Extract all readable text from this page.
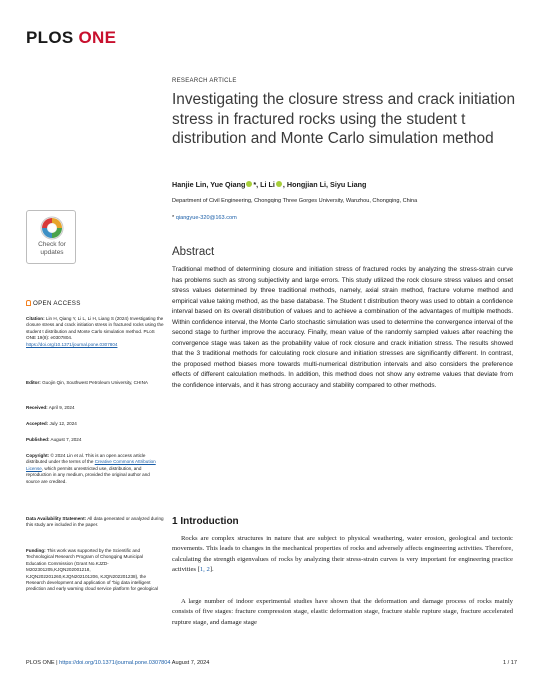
PLOS ONE
RESEARCH ARTICLE
Investigating the closure stress and crack initiation stress in fractured rocks using the student t distribution and Monte Carlo simulation method
Hanjie Lin, Yue Qiang *, Li Li , Hongjian Li, Siyu Liang
Department of Civil Engineering, Chongqing Three Gorges University, Wanzhou, Chongqing, China
* qiangyue-320@163.com
Check for
updates
OPEN ACCESS
Citation: Lin H, Qiang Y, Li L, Li H, Liang S (2024) Investigating the closure stress and crack initiation stress in fractured rocks using the student t distribution and Monte Carlo simulation method. PLoS ONE 19(8): e0307804. https://doi.org/10.1371/journal.pone.0307804
Editor: Guojin Qin, Southwest Petroleum University, CHINA
Received: April 9, 2024
Accepted: July 12, 2024
Published: August 7, 2024
Copyright: © 2024 Lin et al. This is an open access article distributed under the terms of the Creative Commons Attribution License, which permits unrestricted use, distribution, and reproduction in any medium, provided the original author and source are credited.
Data Availability Statement: All data generated or analyzed during this study are included in the paper.
Funding: This work was supported by the Scientific and Technological Research Program of Chongqing Municipal Education Commission (Grant No.KJZD-M202301205,KJQN202001218, KJQN202201260,KJQN202101206, KJQN202201238), the Research development and application of "big data intelligent prediction and early warning cloud service platform for geological
Abstract
Traditional method of determining closure and initiation stress of fractured rocks by analyzing the stress-strain curve has problems such as strong subjectivity and large errors. This study utilized the rock closure stress values and onset stress values determined by three traditional methods, namely, axial strain method, fracture volume method and empirical value taking method, as the base database. The Student t distribution theory was used to obtain a confidence interval based on its overall distribution of values and to achieve a combination of the advantages of multiple methods. Within confidence interval, the Monte Carlo stochastic simulation was used to determine the convergence interval of the second stage to further improve the accuracy. Finally, mean value of the randomly sampled values after reaching the convergence stage was taken as the probability value of rock closure and crack initiation stress. The results showed that the 3 traditional methods for calculating rock closure and initiation stresses are significantly different. In contrast, the proposed method biases more towards multi-numerical distribution intervals and also considers the preference effects of different calculation methods. In addition, this method does not show any extreme values that deviate from the confidence intervals, and it has strong accuracy and stability compared to other methods.
1 Introduction
Rocks are complex structures in nature that are subject to physical weathering, water erosion, geological and tectonic movements. This leads to changes in the mechanical properties of rocks and adversely affects engineering activities. Therefore, calculating the strength eigenvalues of rocks by analyzing their stress-strain curves is very important for engineering practice activities [1, 2].
A large number of indoor experimental studies have shown that the deformation and damage process of rocks mainly consists of five stages: fracture compression stage, elastic deformation stage, fracture stable rupture stage, fracture accelerated rupture stage, and damage stage
PLOS ONE | https://doi.org/10.1371/journal.pone.0307804 August 7, 2024	1 / 17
+===+
> **GIVEN REQUEST**: From the material above, gather all lines that include the string "August" and copy them.

> **WRITTEN SOLUTION**:
Published: August 7, 2024
PLOS ONE | https://doi.org/10.1371/journal.pone.0307804 August 7, 2024	1 / 17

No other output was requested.